• _TASK TO CARRY OUT_
Write out the listing below in full and exactly, leaving out every picture.

-- Start --

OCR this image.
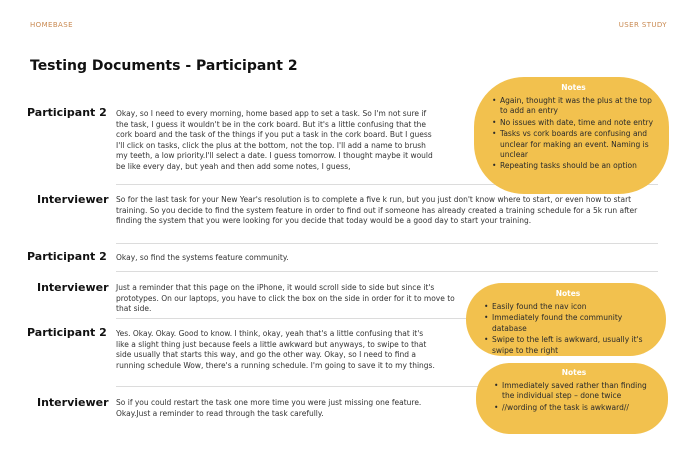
HOMEBASE	USER STUDY
Testing Documents - Participant 2
Participant 2 Okay, so I need to every morning, home based app to set a task. So I'm not sure if the task, I guess it wouldn't be in the cork board. But it's a little confusing that the cork board and the task of the things if you put a task in the cork board. But I guess I'll click on tasks, click the plus at the bottom, not the top. I'll add a name to brush my teeth, a low priority.I'll select a date. I guess tomorrow. I thought maybe it would be like every day, but yeah and then add some notes, I guess,
Interviewer So for the last task for your New Year's resolution is to complete a five k run, but you just don't know where to start, or even how to start training. So you decide to find the system feature in order to find out if someone has already created a training schedule for a 5k run after finding the system that you were looking for you decide that today would be a good day to start your training.
Participant 2 Okay, so find the systems feature community.
Interviewer Just a reminder that this page on the iPhone, it would scroll side to side but since it's prototypes. On our laptops, you have to click the box on the side in order for it to move to that side.
Participant 2 Yes. Okay. Okay. Good to know. I think, okay, yeah that's a little confusing that it's like a slight thing just because feels a little awkward but anyways, to swipe to that side usually that starts this way, and go the other way. Okay, so I need to find a running schedule Wow, there's a running schedule. I'm going to save it to my things.
Interviewer So if you could restart the task one more time you were just missing one feature. Okay.Just a reminder to read through the task carefully.
Notes
• Again, thought it was the plus at the top to add an entry
• No issues with date, time and note entry
• Tasks vs cork boards are confusing and unclear for making an event. Naming is unclear
• Repeating tasks should be an option
Notes
• Easily found the nav icon
• Immediately found the community database
• Swipe to the left is awkward, usually it's swipe to the right
Notes
• Immediately saved rather than finding the individual step – done twice
• //wording of the task is awkward//
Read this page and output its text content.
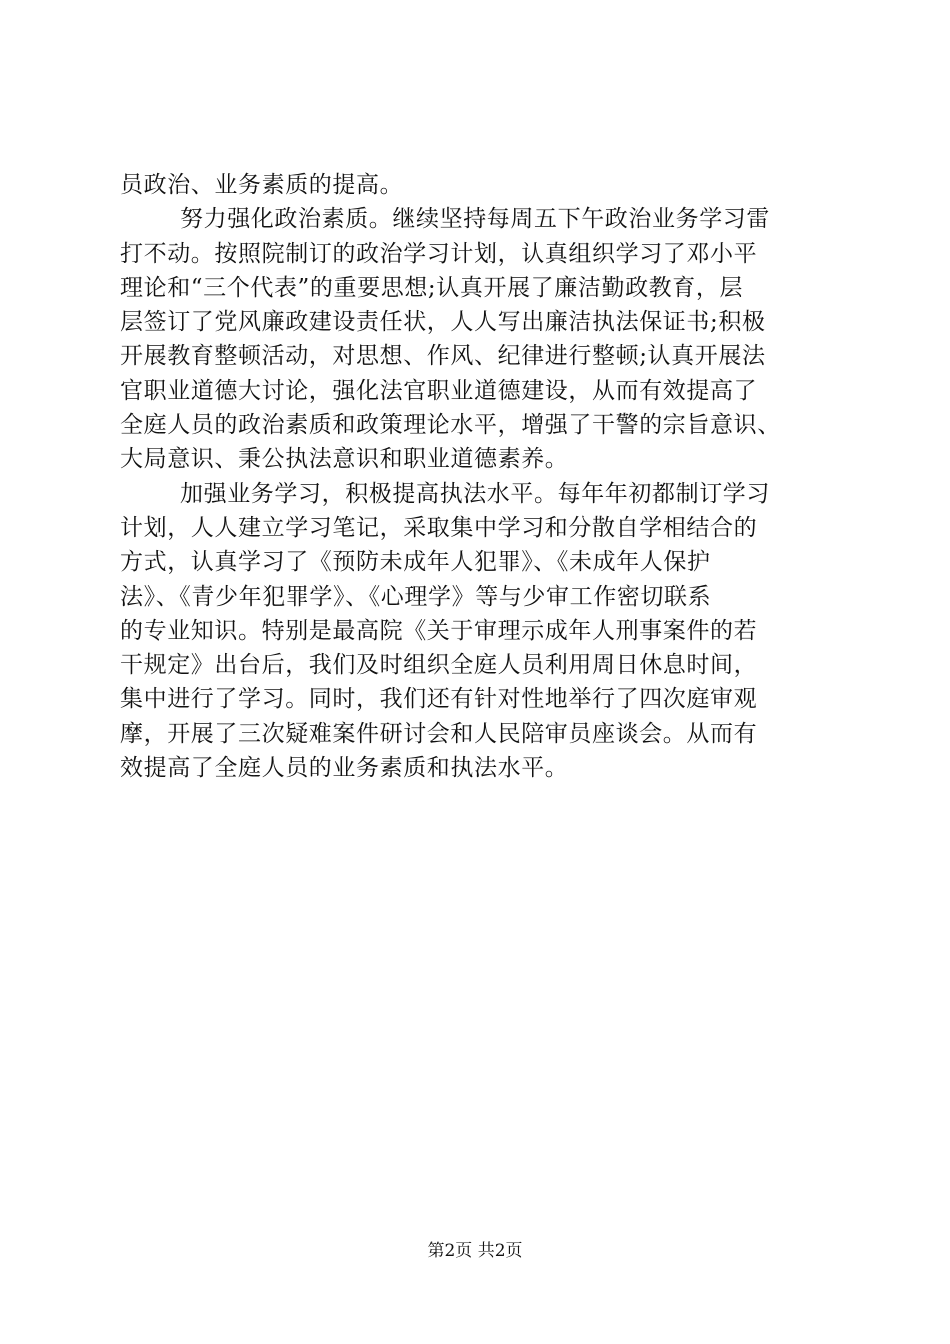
员政治、业务素质的提高。
努力强化政治素质。继续坚持每周五下午政治业务学习雷
打不动。按照院制订的政治学习计划，认真组织学习了邓小平
理论和“三个代表”的重要思想;认真开展了廉洁勤政教育，层
层签订了党风廉政建设责任状，人人写出廉洁执法保证书;积极
开展教育整顿活动，对思想、作风、纪律进行整顿;认真开展法
官职业道德大讨论，强化法官职业道德建设，从而有效提高了
全庭人员的政治素质和政策理论水平，增强了干警的宗旨意识、
大局意识、秉公执法意识和职业道德素养。
加强业务学习，积极提高执法水平。每年年初都制订学习
计划，人人建立学习笔记，采取集中学习和分散自学相结合的
方式，认真学习了《预防未成年人犯罪》、《未成年人保护
法》、《青少年犯罪学》、《心理学》等与少审工作密切联系
的专业知识。特别是最高院《关于审理示成年人刑事案件的若
干规定》出台后，我们及时组织全庭人员利用周日休息时间，
集中进行了学习。同时，我们还有针对性地举行了四次庭审观
摩，开展了三次疑难案件研讨会和人民陪审员座谈会。从而有
效提高了全庭人员的业务素质和执法水平。
第2页 共2页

-- End --

• _ANSWER FOR THIS EXERCISE_
OCR this image.
HOMEBASE	USER STUDY
Testing Documents - Participant 2
Participant 2 Okay, so I need to every morning, home based app to set a task. So I'm not sure if the task, I guess it wouldn't be in the cork board. But it's a little confusing that the cork board and the task of the things if you put a task in the cork board. But I guess I'll click on tasks, click the plus at the bottom, not the top. I'll add a name to brush my teeth, a low priority.I'll select a date. I guess tomorrow. I thought maybe it would be like every day, but yeah and then add some notes, I guess,
Interviewer So for the last task for your New Year's resolution is to complete a five k run, but you just don't know where to start, or even how to start training. So you decide to find the system feature in order to find out if someone has already created a training schedule for a 5k run after finding the system that you were looking for you decide that today would be a good day to start your training.
Participant 2 Okay, so find the systems feature community.
Interviewer Just a reminder that this page on the iPhone, it would scroll side to side but since it's prototypes. On our laptops, you have to click the box on the side in order for it to move to that side.
Participant 2 Yes. Okay. Okay. Good to know. I think, okay, yeah that's a little confusing that it's like a slight thing just because feels a little awkward but anyways, to swipe to that side usually that starts this way, and go the other way. Okay, so I need to find a running schedule Wow, there's a running schedule. I'm going to save it to my things.
Interviewer So if you could restart the task one more time you were just missing one feature. Okay.Just a reminder to read through the task carefully.
Notes
• Again, thought it was the plus at the top to add an entry
• No issues with date, time and note entry
• Tasks vs cork boards are confusing and unclear for making an event. Naming is unclear
• Repeating tasks should be an option
Notes
• Easily found the nav icon
• Immediately found the community database
• Swipe to the left is awkward, usually it's swipe to the right
Notes
• Immediately saved rather than finding the individual step – done twice
• //wording of the task is awkward//
Read this page and output its text content.
员政治、业务素质的提高。
努力强化政治素质。继续坚持每周五下午政治业务学习雷
打不动。按照院制订的政治学习计划，认真组织学习了邓小平
理论和“三个代表”的重要思想;认真开展了廉洁勤政教育，层
层签订了党风廉政建设责任状，人人写出廉洁执法保证书;积极
开展教育整顿活动，对思想、作风、纪律进行整顿;认真开展法
官职业道德大讨论，强化法官职业道德建设，从而有效提高了
全庭人员的政治素质和政策理论水平，增强了干警的宗旨意识、
大局意识、秉公执法意识和职业道德素养。
加强业务学习，积极提高执法水平。每年年初都制订学习
计划，人人建立学习笔记，采取集中学习和分散自学相结合的
方式，认真学习了《预防未成年人犯罪》、《未成年人保护
法》、《青少年犯罪学》、《心理学》等与少审工作密切联系
的专业知识。特别是最高院《关于审理示成年人刑事案件的若
干规定》出台后，我们及时组织全庭人员利用周日休息时间，
集中进行了学习。同时，我们还有针对性地举行了四次庭审观
摩，开展了三次疑难案件研讨会和人民陪审员座谈会。从而有
效提高了全庭人员的业务素质和执法水平。
第2页 共2页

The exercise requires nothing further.